• _TEXT SHOWN_:

--

[Python-ideas] [Python-Dev] A bit about the GIL
Trent Nelson
trent at snakebite.org
Wed Apr 3 11:49:43 CEST 2013
On Tue, Apr 02, 2013 at 05:40:07PM -0700, Alfredo Solano MartÃnez wrote:
> > (There are two aspects to the work; the parallel stuff, which is the
> > changes to the interpreter to allow multiple threads to run CPython
> > internals concurrently, and the async stuff, which will be heavily
> > tied to the best IO multiplex option on the underlying platform
> > (IOCP on AIX, event ports on Solaris, kqueue on *BSD, epoll on
> > Linux, poll on everything else). The parallel stuff is pretty
> > platform agnostic, which is nice. (Aside from the thread/register
> > trick; but it appears as though most contemporary ISAs have some
> > way of doing the same thing.))
>
> That's a lot of things to do. Do you have a work breakdown structure or
> are you still putting the pieces together?
Work breakdown structure? That's far too organized ;-) I have an
end goal in mind and I'm just slowly hacking my way towards it (at
least for the Windows work).
> > The "no refcounting and nuke everything when done" aspect has
> > worked surprisingly well. Shared-nothing code executing in a
> > parallel thread absolutely flies. Mallocs are basically free,
> > frees are no-ops, no reference counting and no garbage
> > collection; everything gets released in a single call when we're
> > done.
>
> Glad to hear it, it's hard to make things simple. Actually, I have to
> say the GPU analogy is very good, with all but the main core acting as
> vector processors -and thus providing a sort of programmable pipeline
> for it- while the main core becomes the CPU. I would go definitely
> for that in future slides.

--

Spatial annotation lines
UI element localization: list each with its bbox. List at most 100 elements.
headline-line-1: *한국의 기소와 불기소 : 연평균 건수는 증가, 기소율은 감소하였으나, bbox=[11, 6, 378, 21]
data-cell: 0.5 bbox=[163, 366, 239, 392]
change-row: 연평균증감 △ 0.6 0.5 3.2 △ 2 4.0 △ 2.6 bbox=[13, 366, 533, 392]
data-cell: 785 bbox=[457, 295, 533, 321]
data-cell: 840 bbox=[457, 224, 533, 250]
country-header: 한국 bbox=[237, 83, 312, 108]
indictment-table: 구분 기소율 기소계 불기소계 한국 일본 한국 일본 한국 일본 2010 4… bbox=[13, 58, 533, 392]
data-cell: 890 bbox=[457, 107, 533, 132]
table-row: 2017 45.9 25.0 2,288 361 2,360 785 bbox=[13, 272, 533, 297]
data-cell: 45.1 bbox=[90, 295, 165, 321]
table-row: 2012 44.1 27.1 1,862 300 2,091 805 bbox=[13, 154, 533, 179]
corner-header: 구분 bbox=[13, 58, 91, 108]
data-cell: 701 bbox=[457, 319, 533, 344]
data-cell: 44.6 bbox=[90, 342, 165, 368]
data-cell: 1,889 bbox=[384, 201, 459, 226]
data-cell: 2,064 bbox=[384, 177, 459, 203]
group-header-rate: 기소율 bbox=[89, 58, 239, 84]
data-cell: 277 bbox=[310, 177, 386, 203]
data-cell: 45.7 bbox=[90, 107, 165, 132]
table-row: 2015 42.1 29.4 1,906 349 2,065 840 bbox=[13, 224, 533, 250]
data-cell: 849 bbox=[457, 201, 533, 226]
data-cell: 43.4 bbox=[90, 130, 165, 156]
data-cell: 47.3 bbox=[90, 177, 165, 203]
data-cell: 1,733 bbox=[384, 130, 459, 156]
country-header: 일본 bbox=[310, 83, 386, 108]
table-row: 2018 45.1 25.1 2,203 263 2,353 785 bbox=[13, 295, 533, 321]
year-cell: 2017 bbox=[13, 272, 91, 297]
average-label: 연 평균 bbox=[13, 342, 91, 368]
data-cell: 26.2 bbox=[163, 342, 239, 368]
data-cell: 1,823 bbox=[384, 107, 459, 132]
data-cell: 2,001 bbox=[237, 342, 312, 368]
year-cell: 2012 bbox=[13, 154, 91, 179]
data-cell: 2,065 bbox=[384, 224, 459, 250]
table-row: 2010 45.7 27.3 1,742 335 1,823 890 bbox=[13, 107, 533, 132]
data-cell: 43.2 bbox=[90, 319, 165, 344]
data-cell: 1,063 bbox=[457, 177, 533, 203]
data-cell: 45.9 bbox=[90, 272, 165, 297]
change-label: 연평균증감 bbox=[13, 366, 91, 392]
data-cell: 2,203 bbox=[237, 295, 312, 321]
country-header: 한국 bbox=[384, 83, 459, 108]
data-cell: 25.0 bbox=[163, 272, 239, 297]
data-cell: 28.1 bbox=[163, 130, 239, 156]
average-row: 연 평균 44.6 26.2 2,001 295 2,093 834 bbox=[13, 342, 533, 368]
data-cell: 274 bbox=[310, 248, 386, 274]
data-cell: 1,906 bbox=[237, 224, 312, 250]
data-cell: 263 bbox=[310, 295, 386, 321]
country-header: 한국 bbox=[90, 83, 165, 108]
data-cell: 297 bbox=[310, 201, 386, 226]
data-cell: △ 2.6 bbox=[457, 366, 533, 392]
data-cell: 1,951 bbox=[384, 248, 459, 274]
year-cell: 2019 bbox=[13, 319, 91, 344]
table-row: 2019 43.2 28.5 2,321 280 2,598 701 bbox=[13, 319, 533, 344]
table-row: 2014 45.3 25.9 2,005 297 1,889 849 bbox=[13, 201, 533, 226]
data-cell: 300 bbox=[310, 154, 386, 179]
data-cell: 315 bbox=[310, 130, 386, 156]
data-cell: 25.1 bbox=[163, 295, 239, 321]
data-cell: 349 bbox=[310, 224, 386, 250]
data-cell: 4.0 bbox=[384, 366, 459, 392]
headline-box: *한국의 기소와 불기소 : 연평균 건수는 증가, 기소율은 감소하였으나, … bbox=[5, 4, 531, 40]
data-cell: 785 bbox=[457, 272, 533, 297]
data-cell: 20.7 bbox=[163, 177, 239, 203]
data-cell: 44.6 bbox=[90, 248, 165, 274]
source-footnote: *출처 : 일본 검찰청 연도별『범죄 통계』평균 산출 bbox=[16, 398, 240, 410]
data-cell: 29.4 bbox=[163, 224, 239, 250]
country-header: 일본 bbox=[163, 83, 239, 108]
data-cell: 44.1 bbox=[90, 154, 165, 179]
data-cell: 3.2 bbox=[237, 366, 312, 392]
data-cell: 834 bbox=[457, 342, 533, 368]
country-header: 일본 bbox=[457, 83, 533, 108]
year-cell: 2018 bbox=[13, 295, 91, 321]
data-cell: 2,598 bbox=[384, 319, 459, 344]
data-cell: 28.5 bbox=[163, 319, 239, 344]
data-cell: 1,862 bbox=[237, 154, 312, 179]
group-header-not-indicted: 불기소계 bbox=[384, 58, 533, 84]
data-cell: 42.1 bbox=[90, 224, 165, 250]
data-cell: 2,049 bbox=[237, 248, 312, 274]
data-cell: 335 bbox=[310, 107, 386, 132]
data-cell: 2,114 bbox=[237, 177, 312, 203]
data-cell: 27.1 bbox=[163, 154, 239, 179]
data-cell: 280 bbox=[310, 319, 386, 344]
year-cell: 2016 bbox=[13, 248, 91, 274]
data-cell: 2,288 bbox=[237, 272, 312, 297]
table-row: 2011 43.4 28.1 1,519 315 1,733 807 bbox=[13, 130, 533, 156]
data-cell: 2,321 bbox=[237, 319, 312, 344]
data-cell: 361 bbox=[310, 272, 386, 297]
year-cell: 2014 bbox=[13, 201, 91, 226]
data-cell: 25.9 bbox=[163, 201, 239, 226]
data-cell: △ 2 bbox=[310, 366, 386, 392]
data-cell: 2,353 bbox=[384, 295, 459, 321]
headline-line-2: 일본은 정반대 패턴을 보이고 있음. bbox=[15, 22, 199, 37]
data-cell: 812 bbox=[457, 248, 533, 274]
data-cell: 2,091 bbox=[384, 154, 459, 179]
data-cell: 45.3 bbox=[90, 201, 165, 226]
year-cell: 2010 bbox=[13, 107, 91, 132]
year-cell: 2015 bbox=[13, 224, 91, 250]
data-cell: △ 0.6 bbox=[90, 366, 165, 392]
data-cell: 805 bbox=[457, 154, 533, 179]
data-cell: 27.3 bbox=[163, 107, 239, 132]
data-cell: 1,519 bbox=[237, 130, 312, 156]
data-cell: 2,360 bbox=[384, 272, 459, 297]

--

• _TASK BRIEF_:
In the mailing list post about the GIL, which IO multiplex option is named for Solaris? You can leave the lines aside, since nothing here depends on them.

• _OUTPUT BELOW_:
Event ports.